* [Instructions to follow] Everything from the line containing "Serialize everything readable" down to the last line of the entries below must be transcribed exactly, and nothing else.
[begin Records for this task]
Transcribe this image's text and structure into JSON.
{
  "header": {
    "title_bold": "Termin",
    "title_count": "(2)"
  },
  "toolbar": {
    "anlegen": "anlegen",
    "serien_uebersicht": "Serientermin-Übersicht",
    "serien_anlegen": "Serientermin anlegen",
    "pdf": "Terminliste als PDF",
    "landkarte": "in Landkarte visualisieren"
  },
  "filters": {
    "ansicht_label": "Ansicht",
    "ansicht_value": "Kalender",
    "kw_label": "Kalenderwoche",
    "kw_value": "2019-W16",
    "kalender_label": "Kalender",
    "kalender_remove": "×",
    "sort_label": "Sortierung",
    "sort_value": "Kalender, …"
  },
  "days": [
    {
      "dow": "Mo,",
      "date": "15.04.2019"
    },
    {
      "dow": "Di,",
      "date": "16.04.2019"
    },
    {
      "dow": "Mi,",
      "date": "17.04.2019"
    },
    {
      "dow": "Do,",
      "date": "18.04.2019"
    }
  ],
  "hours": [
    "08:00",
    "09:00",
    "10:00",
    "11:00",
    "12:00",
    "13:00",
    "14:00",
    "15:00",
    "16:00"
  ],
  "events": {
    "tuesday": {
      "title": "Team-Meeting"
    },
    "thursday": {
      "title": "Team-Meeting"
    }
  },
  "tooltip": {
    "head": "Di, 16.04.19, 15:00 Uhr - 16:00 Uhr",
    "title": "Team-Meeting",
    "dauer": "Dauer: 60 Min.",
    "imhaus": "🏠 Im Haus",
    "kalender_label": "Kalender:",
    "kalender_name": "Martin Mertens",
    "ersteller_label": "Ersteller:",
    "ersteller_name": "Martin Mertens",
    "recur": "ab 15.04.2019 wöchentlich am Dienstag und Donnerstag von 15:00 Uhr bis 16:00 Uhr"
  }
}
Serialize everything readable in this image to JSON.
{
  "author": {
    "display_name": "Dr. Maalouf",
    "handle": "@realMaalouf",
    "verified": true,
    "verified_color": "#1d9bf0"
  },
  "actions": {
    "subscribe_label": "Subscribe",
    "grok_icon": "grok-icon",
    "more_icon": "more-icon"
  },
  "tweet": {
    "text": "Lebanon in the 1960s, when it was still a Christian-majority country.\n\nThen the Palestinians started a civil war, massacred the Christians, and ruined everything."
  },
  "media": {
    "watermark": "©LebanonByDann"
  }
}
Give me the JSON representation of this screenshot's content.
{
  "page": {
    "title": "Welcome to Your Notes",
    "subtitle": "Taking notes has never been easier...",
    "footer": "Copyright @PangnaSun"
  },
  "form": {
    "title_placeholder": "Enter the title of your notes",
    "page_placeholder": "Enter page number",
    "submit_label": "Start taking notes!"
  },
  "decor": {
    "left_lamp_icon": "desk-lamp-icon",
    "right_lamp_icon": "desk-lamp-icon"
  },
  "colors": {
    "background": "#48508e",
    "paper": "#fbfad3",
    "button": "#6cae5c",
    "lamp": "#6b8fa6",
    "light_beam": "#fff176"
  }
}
[end Records for this task]
* [The reply]
Serialize everything readable in this image to JSON.
{
  "author": {
    "display_name": "Dr. Maalouf",
    "handle": "@realMaalouf",
    "verified": true,
    "verified_color": "#1d9bf0"
  },
  "actions": {
    "subscribe_label": "Subscribe",
    "grok_icon": "grok-icon",
    "more_icon": "more-icon"
  },
  "tweet": {
    "text": "Lebanon in the 1960s, when it was still a Christian-majority country.\n\nThen the Palestinians started a civil war, massacred the Christians, and ruined everything."
  },
  "media": {
    "watermark": "©LebanonByDann"
  }
}
Give me the JSON representation of this screenshot's content.
{
  "page": {
    "title": "Welcome to Your Notes",
    "subtitle": "Taking notes has never been easier...",
    "footer": "Copyright @PangnaSun"
  },
  "form": {
    "title_placeholder": "Enter the title of your notes",
    "page_placeholder": "Enter page number",
    "submit_label": "Start taking notes!"
  },
  "decor": {
    "left_lamp_icon": "desk-lamp-icon",
    "right_lamp_icon": "desk-lamp-icon"
  },
  "colors": {
    "background": "#48508e",
    "paper": "#fbfad3",
    "button": "#6cae5c",
    "lamp": "#6b8fa6",
    "light_beam": "#fff176"
  }
}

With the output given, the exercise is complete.